*** PASSAGE PROVIDED

What is a sales funnel?
A sales funnel is a multi-step marketing campaign designed to quickly turn cold prospects into customers. Traditionally, it starts with an ad promoting a free lead magnet, followed by one or more paid offers.
It’s built with sales funnel software that automates the delivery, creating a seamless flow from one step of the funnel to the next. The goal is to keep customers engaged by taking them immediately to the next stage of the funnel, based on their behavior within the funnel.
At each stage of the funnel, it’s understood that a percentage of prospects will exit the funnel. It’s optimized to keep the ideal customer engaged all the way to purchase.
Those who aren’t interested in buying, and those who aren’t able to take action now, will drop off as the funnel progresses. But since sales funnels generally include a lead collection form, they can build your email list while helping you sell your digital products.
Why sales funnels work
Sales funnels market and sell just one product. If you have two digital courses, you’ll create two sales funnels, one for each course. Each funnel attracts the ideal customer for that product, so it’s easier to speak directly to their needs and desires.
Like a physical funnel, sales funnels attract a large number of prospects for your product. People who are at the top of the funnel may be interested in your product. But they may not be ready to make a decision. Or they may be looking for a different type of solution.
People who are deeper in your funnel are usually a good fit for your brand and products. And people who move all the way through your funnel become loyal customers who buy multiple products.
Do you need a sales funnel?
If you sell digital courses, coaching, consulting, or products, you need a good sales funnel. It will help you reach more people, automate your marketing, and sell more products with less effort.
Your funnel allows you to find new prospects who need the solution you offer. At the top of the funnel, you can give them a quick win by offering a free resource, often called a lead magnet.
If they accept your offer, you’ll make a paid offer. And if they buy, you may decide to make a second, higher priced offer that raises the order value and gives your customer a better, more complete solution.
It’s a win-win. Your customers get high-value solutions to their pressing problems. You get new customers who see you as a trusted resource who they can turn to when they want help.
What are the stages of a sales funnel?
The sales funnel is often broken into four stages:
- Awareness
- Interest
- Decision
- Action
Awareness
Every sales funnel starts with some mechanism that creates awareness around a specific problem. This should be a problem that you solve with your product or service.
There are many ways to create awareness. A few common ways are:
- Facebook and Instagram ads
- Google ads
- Search engine marketing
- Lead magnets or other free offers
- Ebooks that include a link to your landing page
- Online quizzes
- Social media posts
- Emails to your list or to partner lists
- Mini-courses
- Email sequences
Regardless of the channel you use to drive awareness, you must focus on a problem that your prospects want solved. People don’t slow down to read an offer unless they’re trying to fix a problem or achieve something that matters to them.

******
*** AVAILABLE DATA

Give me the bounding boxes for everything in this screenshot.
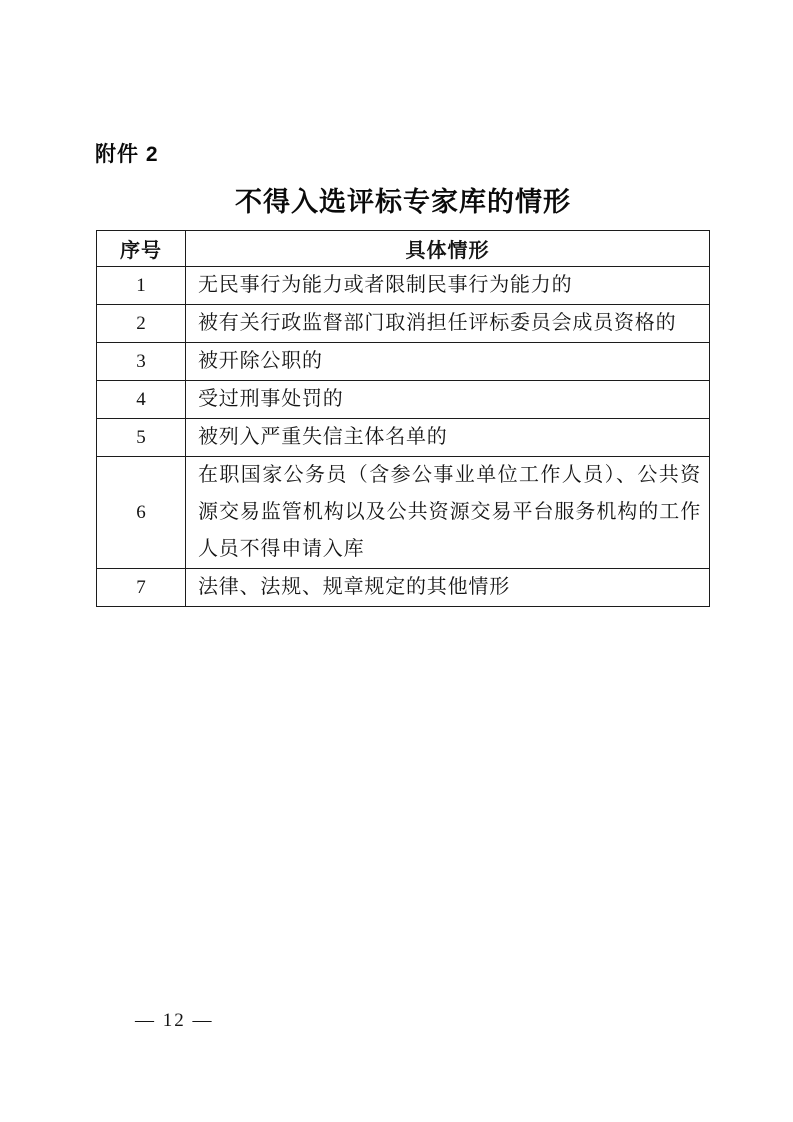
row-situation-text: 法律、法规、规章规定的其他情形 [186, 569, 710, 607]
table-row: 5 被列入严重失信主体名单的 [97, 419, 710, 457]
row-situation-text: 无民事行为能力或者限制民事行为能力的 [186, 267, 710, 305]
row-number: 1 [97, 267, 186, 305]
row-situation-text: 在职国家公务员（含参公事业单位工作人员）、公共资源交易监管机构以及公共资源交易平… [186, 457, 710, 569]
row-number: 5 [97, 419, 186, 457]
table-row: 7 法律、法规、规章规定的其他情形 [97, 569, 710, 607]
row-number: 4 [97, 381, 186, 419]
attachment-label: 附件 2 [95, 138, 159, 168]
row-situation-text: 被有关行政监督部门取消担任评标委员会成员资格的 [186, 305, 710, 343]
row-situation-text: 被列入严重失信主体名单的 [186, 419, 710, 457]
table-row: 6 在职国家公务员（含参公事业单位工作人员）、公共资源交易监管机构以及公共资源交… [97, 457, 710, 569]
table-header-row: 序号 具体情形 [97, 231, 710, 267]
row-number: 6 [97, 457, 186, 569]
row-situation-text: 受过刑事处罚的 [186, 381, 710, 419]
situations-table: 序号 具体情形 1 无民事行为能力或者限制民事行为能力的 2 被有关行政监督部门… [96, 230, 710, 607]
row-situation-text: 被开除公职的 [186, 343, 710, 381]
table-row: 1 无民事行为能力或者限制民事行为能力的 [97, 267, 710, 305]
page-title: 不得入选评标专家库的情形 [96, 180, 710, 219]
table-row: 2 被有关行政监督部门取消担任评标委员会成员资格的 [97, 305, 710, 343]
header-cell-no: 序号 [97, 231, 186, 267]
page-number: — 12 — [135, 1010, 214, 1032]
table-row: 4 受过刑事处罚的 [97, 381, 710, 419]
table-row: 3 被开除公职的 [97, 343, 710, 381]
document-page: 附件 2 不得入选评标专家库的情形 序号 具体情形 1 无民事行为能力或者限制民… [0, 0, 793, 1122]
row-number: 7 [97, 569, 186, 607]
row-number: 3 [97, 343, 186, 381]
row-number: 2 [97, 305, 186, 343]
header-cell-situation: 具体情形 [186, 231, 710, 267]
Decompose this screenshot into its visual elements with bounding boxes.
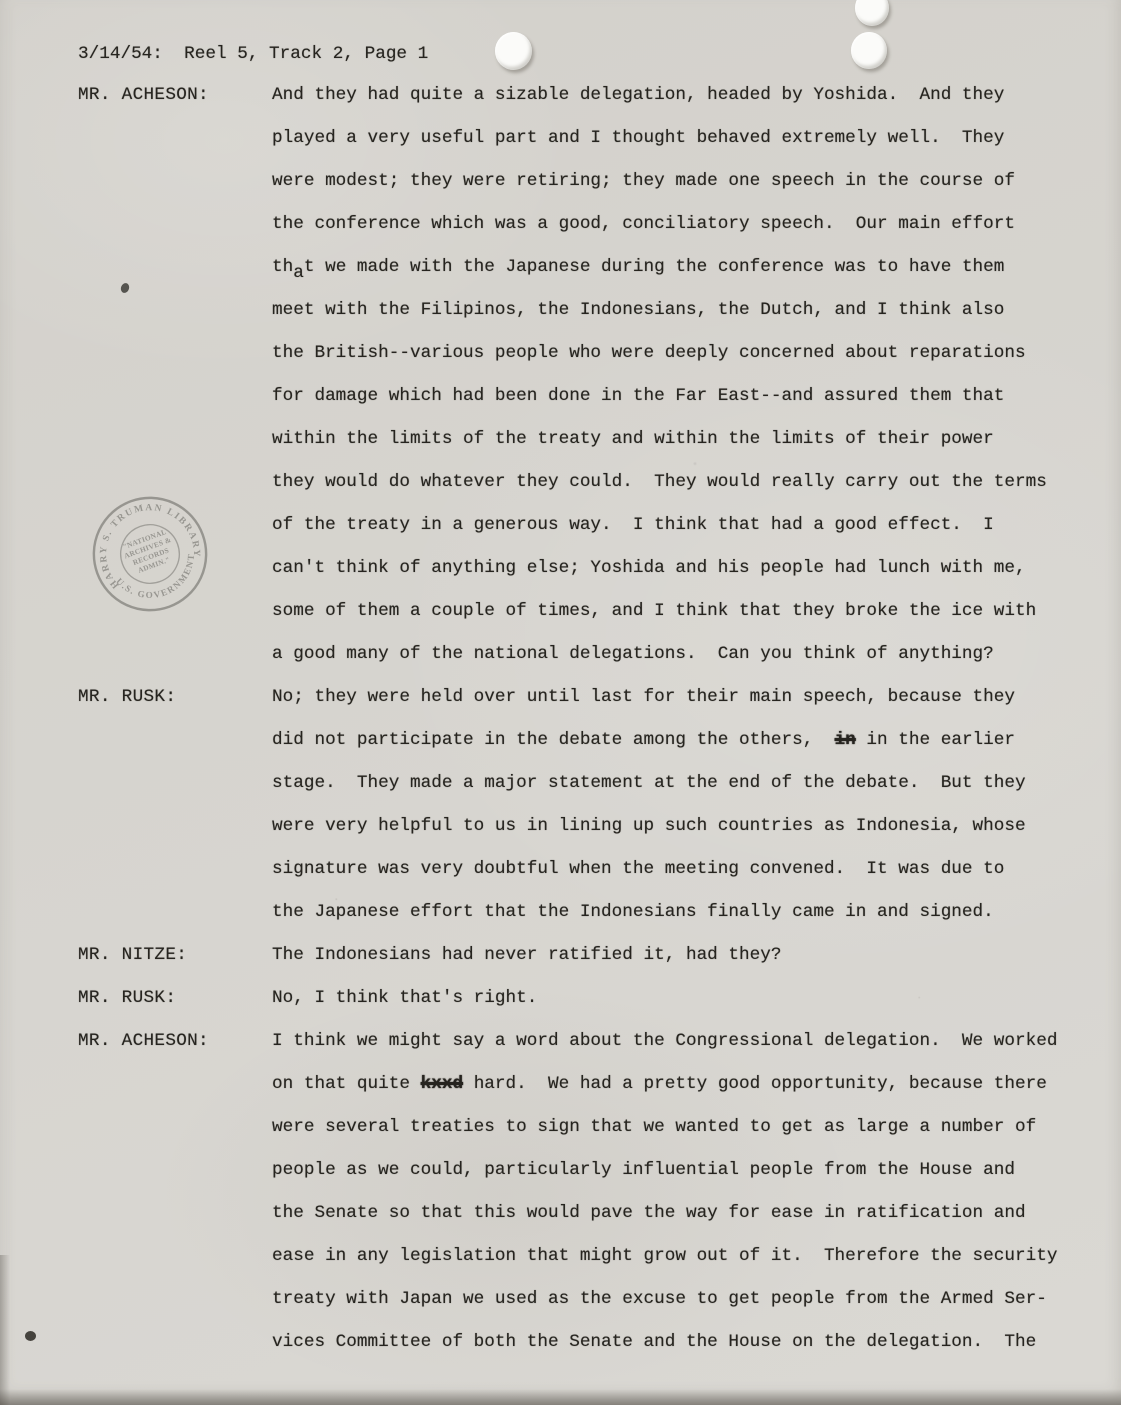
transcript-line: the Japanese effort that the Indonesians… xyxy=(272,891,1121,934)
transcript-line: for damage which had been done in the Fa… xyxy=(272,375,1121,418)
transcript-line: a good many of the national delegations.… xyxy=(272,633,1121,676)
transcript-line: were very helpful to us in lining up suc… xyxy=(272,805,1121,848)
transcript-line: No; they were held over until last for t… xyxy=(272,676,1121,719)
transcript-line: they would do whatever they could. They … xyxy=(272,461,1121,504)
transcript-line: meet with the Filipinos, the Indonesians… xyxy=(272,289,1121,332)
transcript-line: signature was very doubtful when the mee… xyxy=(272,848,1121,891)
transcript-entry: MR. ACHESON:I think we might say a word … xyxy=(0,1020,1121,1364)
speaker-label: MR. RUSK: xyxy=(78,977,176,1020)
transcript-line: can't think of anything else; Yoshida an… xyxy=(272,547,1121,590)
transcript-entry: MR. RUSK:No, I think that's right. xyxy=(0,977,1121,1020)
transcript-line: some of them a couple of times, and I th… xyxy=(272,590,1121,633)
transcript-line: No, I think that's right. xyxy=(272,977,1121,1020)
transcript-line: within the limits of the treaty and with… xyxy=(272,418,1121,461)
transcript-line: And they had quite a sizable delegation,… xyxy=(272,74,1121,117)
transcript-line: treaty with Japan we used as the excuse … xyxy=(272,1278,1121,1321)
punch-hole-left xyxy=(495,32,532,70)
transcript-line: ease in any legislation that might grow … xyxy=(272,1235,1121,1278)
transcript-line: of the treaty in a generous way. I think… xyxy=(272,504,1121,547)
punch-hole-right-bottom xyxy=(851,32,887,69)
transcript-line: the Senate so that this would pave the w… xyxy=(272,1192,1121,1235)
punch-hole-right-top xyxy=(855,0,889,26)
speaker-label: MR. NITZE: xyxy=(78,934,187,977)
transcript-line: that we made with the Japanese during th… xyxy=(272,246,1121,289)
transcript: MR. ACHESON:And they had quite a sizable… xyxy=(0,74,1121,1364)
transcript-entry: MR. ACHESON:And they had quite a sizable… xyxy=(0,74,1121,676)
speaker-label: MR. ACHESON: xyxy=(78,1020,209,1063)
transcript-entry: MR. RUSK:No; they were held over until l… xyxy=(0,676,1121,934)
transcript-line: were several treaties to sign that we wa… xyxy=(272,1106,1121,1149)
transcript-line: The Indonesians had never ratified it, h… xyxy=(272,934,1121,977)
transcript-line: were modest; they were retiring; they ma… xyxy=(272,160,1121,203)
transcript-line: vices Committee of both the Senate and t… xyxy=(272,1321,1121,1364)
transcript-line: did not participate in the debate among … xyxy=(272,719,1121,762)
transcript-line: the conference which was a good, concili… xyxy=(272,203,1121,246)
page-header: 3/14/54: Reel 5, Track 2, Page 1 xyxy=(78,44,428,64)
scan-edge-shadow-bottom xyxy=(0,1389,1121,1405)
transcript-line: people as we could, particularly influen… xyxy=(272,1149,1121,1192)
ink-speck xyxy=(25,1331,36,1341)
transcript-line: played a very useful part and I thought … xyxy=(272,117,1121,160)
transcript-line: the British--various people who were dee… xyxy=(272,332,1121,375)
transcript-line: I think we might say a word about the Co… xyxy=(272,1020,1121,1063)
speaker-label: MR. RUSK: xyxy=(78,676,176,719)
transcript-entry: MR. NITZE:The Indonesians had never rati… xyxy=(0,934,1121,977)
speaker-label: MR. ACHESON: xyxy=(78,74,209,117)
transcript-line: stage. They made a major statement at th… xyxy=(272,762,1121,805)
transcript-line: on that quite kxxd hard. We had a pretty… xyxy=(272,1063,1121,1106)
scan-edge-shadow-left xyxy=(0,1255,10,1405)
scanned-transcript-page: 3/14/54: Reel 5, Track 2, Page 1 HARRY S… xyxy=(0,0,1121,1405)
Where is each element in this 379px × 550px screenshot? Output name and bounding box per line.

******

TO BE DONE
1) Copy out the lines of the records from the one containing "transcript-line: the Japanese" through the one containing "transcript-entry: MR. ACHESON:I", inclusive, with each line unchanged.
2) Continue the text on sales funnels from its final sentence.

ANSWERS TO THE EXERCISE
1)
transcript-line: the Japanese effort that the Indonesians… xyxy=(272,891,1121,934)
transcript-line: for damage which had been done in the Fa… xyxy=(272,375,1121,418)
transcript-line: a good many of the national delegations.… xyxy=(272,633,1121,676)
transcript-line: were very helpful to us in lining up suc… xyxy=(272,805,1121,848)
transcript-line: No; they were held over until last for t… xyxy=(272,676,1121,719)
transcript-line: they would do whatever they could. They … xyxy=(272,461,1121,504)
transcript-line: meet with the Filipinos, the Indonesians… xyxy=(272,289,1121,332)
transcript-line: signature was very doubtful when the mee… xyxy=(272,848,1121,891)
transcript-entry: MR. ACHESON:I think we might say a word … xyxy=(0,1020,1121,1364)

2)
Interest
Once you have your prospects’ attention, you need to generate interest in your solution. In the Awareness stage above, you introduced a problem. At this stage, you want to magnify the problem and establish that your product or service will help them solve the problem. To do that:
- Start building a relationship with your prospect
- Teach prospects about the scope of the problem
- Explain why they need to take immediate action to solve the problem
- Let them know there’s an effective solution that’s easy to implement
You can build interest quickly by sharing your own experience with the problem. This helps them feel they aren’t alone. And seeing you on the other side of it, they begin to trust you to help them overcome it.
Decision
At this stage, your goal is to get your prospect to make a buying decision. To do that, you must overcome every objection your prospect might raise.
In your sales copy, you’ll introduce different solutions. In many cases, these solutions are the different options available to your prospect:
- Taking no action at all
- X, Y, Z features (which happen to be available in competitor products)
- A, B, C options to solving the problem
One at a time, you must address these alternatives and explain why they aren’t the best way to solve the problem. Then, talk about how your product works. Explain why it’s better, faster, and/or cheaper.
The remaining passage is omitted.